start

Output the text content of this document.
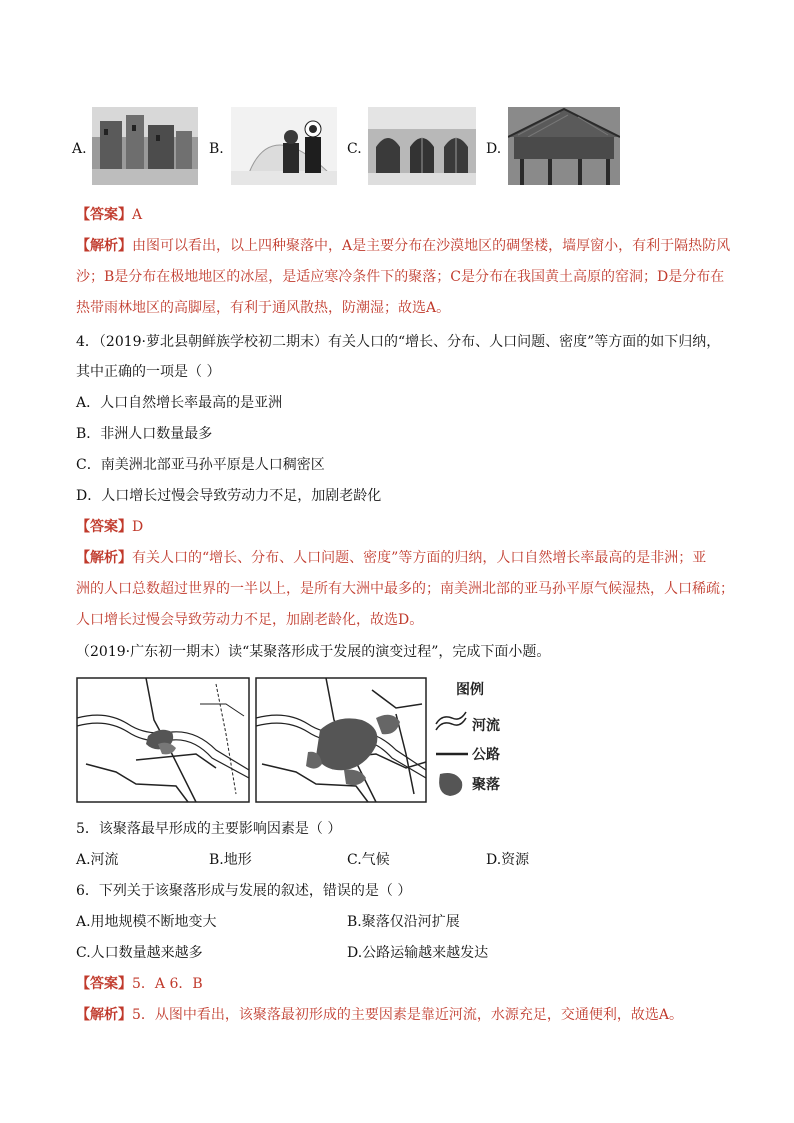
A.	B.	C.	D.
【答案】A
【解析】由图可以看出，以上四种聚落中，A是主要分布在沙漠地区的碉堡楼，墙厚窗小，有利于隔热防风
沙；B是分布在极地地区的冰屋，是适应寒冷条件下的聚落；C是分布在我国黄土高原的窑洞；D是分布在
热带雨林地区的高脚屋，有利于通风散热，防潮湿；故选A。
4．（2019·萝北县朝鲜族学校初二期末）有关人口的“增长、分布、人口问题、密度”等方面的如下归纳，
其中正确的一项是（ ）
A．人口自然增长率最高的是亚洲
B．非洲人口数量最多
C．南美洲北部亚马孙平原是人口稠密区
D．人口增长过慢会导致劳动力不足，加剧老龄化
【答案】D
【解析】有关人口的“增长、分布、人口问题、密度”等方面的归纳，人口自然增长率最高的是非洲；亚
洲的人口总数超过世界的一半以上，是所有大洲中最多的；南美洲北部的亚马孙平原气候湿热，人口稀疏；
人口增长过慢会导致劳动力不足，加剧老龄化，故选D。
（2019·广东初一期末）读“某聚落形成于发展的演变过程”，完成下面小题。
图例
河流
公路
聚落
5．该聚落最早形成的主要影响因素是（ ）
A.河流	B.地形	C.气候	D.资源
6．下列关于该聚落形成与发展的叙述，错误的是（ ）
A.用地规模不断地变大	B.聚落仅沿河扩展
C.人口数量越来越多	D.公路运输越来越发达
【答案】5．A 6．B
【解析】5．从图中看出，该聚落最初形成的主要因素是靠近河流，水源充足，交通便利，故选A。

end

> **GIVEN INSTRUCTION**
Take every line from the data that contains the word "人口增长过慢会导致劳动力不足".

> **THE RESPONSE**
D．人口增长过慢会导致劳动力不足，加剧老龄化
人口增长过慢会导致劳动力不足，加剧老龄化，故选D。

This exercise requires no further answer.